» **WHAT IS REQUIRED**
From the listing below, pull each line that includes "screenshot".

▬▬▬

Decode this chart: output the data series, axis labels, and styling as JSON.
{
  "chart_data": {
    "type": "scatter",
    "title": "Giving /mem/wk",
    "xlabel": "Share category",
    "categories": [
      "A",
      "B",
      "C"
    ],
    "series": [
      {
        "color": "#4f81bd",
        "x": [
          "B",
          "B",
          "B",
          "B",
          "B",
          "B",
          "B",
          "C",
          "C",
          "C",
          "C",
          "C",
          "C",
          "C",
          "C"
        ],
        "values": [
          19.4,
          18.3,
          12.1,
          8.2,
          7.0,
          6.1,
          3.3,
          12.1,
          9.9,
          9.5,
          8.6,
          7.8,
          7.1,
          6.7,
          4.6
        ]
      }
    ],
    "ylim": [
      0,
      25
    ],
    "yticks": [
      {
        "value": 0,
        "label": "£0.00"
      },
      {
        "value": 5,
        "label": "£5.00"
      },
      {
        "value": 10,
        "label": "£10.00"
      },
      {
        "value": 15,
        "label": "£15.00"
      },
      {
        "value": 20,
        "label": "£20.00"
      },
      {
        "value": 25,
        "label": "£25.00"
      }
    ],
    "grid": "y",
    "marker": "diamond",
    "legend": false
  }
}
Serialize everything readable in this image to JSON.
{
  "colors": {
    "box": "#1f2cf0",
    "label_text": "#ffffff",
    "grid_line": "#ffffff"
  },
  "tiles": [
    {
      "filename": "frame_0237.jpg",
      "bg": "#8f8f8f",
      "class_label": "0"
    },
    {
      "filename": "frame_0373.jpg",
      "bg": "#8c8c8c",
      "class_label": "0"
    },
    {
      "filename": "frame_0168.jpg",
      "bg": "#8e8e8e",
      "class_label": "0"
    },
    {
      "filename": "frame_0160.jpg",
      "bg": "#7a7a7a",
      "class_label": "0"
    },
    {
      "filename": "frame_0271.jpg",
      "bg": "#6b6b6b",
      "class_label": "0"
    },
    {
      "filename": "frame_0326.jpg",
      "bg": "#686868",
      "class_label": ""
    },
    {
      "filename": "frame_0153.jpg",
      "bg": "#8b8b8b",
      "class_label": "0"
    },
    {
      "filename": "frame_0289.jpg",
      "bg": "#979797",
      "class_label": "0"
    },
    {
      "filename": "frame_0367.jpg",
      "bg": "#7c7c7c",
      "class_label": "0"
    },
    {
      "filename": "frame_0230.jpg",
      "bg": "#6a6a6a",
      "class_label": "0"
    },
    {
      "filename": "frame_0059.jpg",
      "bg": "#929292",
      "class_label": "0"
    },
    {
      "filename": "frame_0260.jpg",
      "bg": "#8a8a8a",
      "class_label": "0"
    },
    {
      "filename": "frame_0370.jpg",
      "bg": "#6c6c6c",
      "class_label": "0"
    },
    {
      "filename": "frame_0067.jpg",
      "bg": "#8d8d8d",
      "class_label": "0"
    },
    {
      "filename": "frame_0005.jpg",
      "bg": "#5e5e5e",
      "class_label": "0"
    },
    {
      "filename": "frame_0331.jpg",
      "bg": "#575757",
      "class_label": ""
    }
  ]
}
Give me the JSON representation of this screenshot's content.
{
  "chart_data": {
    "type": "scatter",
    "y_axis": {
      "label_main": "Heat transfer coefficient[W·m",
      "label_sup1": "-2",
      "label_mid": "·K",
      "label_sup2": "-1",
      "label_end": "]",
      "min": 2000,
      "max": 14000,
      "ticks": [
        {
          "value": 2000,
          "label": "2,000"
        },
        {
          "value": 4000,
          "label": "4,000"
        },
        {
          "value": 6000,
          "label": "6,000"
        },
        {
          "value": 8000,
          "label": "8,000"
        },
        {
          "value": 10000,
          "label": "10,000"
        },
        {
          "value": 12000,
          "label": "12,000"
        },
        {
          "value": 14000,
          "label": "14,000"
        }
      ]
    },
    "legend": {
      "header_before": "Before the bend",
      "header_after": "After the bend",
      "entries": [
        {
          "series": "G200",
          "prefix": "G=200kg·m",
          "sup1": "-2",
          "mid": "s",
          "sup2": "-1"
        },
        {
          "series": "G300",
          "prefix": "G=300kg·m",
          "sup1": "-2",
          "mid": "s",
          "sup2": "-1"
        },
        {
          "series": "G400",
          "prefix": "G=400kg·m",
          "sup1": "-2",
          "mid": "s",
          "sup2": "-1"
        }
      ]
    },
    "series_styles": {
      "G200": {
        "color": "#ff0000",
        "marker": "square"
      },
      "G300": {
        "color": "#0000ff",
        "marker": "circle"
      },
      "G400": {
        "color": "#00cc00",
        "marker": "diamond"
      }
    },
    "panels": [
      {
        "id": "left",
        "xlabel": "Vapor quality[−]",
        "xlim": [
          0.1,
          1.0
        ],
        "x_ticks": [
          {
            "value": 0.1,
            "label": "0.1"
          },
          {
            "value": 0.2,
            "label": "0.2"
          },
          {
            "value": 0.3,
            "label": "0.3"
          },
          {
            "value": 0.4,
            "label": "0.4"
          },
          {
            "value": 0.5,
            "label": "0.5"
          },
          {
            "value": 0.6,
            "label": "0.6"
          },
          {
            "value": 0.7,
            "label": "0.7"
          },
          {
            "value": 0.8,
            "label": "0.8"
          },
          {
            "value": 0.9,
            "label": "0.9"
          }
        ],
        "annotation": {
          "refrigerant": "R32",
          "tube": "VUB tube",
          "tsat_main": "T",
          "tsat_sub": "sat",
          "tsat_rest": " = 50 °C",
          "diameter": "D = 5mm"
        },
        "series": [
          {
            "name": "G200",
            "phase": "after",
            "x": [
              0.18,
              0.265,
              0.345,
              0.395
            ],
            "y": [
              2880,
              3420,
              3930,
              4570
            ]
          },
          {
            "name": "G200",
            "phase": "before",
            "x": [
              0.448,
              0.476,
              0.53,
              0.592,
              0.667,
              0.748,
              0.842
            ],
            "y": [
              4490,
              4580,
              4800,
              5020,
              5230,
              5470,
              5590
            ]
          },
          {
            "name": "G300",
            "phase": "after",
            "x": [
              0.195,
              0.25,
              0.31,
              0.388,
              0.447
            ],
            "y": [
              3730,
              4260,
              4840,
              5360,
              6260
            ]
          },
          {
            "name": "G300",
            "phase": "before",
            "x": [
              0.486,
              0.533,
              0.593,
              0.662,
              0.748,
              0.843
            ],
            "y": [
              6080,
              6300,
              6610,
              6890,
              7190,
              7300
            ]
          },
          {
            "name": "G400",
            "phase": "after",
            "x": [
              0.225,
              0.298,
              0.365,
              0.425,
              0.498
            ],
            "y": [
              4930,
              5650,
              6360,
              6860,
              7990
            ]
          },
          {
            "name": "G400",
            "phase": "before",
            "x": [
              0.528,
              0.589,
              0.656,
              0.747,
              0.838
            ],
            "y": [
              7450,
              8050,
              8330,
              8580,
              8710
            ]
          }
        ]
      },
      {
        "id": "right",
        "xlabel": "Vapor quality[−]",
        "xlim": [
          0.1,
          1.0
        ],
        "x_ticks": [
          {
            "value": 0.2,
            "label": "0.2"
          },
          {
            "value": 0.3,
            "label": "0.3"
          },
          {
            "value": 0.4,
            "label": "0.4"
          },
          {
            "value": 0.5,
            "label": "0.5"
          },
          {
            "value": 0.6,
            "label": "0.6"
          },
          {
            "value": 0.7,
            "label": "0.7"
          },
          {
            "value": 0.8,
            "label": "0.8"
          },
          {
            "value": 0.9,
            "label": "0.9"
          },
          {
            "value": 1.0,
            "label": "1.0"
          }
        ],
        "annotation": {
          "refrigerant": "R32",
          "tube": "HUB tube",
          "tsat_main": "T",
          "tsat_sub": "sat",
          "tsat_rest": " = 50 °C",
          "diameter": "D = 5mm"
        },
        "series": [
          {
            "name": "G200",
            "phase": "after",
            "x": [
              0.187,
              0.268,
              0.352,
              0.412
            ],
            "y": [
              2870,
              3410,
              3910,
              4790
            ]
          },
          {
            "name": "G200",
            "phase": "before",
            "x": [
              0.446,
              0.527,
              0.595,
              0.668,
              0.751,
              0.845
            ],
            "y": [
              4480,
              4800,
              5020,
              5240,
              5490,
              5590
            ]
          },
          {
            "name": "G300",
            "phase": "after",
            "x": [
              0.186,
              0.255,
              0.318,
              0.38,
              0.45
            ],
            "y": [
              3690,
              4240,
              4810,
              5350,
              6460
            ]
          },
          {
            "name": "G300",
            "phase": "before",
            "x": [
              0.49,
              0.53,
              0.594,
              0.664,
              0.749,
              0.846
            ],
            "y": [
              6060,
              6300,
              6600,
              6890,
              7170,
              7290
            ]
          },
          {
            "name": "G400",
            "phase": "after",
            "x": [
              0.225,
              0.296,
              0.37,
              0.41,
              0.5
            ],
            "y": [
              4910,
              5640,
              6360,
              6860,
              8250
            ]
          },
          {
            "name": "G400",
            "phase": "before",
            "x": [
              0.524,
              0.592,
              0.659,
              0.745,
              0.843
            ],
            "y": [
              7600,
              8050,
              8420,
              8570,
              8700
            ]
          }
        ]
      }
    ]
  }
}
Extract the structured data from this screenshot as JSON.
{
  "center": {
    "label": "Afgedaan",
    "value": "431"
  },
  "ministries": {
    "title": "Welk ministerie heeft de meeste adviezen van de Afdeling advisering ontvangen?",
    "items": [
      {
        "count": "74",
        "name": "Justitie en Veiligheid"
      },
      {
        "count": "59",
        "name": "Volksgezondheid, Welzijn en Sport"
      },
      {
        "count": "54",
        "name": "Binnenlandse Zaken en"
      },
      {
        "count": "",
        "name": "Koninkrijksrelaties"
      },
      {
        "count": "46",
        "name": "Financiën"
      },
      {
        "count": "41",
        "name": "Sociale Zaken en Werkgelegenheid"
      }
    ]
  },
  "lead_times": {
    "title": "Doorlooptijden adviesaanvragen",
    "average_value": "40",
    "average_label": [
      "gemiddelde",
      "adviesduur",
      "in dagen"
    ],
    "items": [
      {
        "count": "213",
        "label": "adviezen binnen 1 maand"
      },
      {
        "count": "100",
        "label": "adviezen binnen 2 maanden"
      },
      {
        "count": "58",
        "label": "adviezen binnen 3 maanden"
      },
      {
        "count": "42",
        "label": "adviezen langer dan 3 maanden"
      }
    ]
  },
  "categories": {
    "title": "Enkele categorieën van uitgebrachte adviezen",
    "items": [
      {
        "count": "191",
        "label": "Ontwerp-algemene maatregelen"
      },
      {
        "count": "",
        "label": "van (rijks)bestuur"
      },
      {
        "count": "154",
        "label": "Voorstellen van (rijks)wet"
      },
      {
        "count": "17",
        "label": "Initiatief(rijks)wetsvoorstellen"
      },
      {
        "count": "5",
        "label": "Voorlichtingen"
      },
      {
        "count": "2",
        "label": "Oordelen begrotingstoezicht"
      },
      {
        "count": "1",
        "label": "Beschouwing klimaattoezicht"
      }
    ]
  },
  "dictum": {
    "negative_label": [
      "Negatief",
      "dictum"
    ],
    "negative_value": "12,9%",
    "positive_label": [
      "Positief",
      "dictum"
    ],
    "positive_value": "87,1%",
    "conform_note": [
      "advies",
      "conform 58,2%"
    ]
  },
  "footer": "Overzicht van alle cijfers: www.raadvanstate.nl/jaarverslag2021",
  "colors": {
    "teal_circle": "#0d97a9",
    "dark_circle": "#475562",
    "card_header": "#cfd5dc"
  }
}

▬▬▬

» **THE REPLY**
Give me the JSON representation of this screenshot's content.
Extract the structured data from this screenshot as JSON.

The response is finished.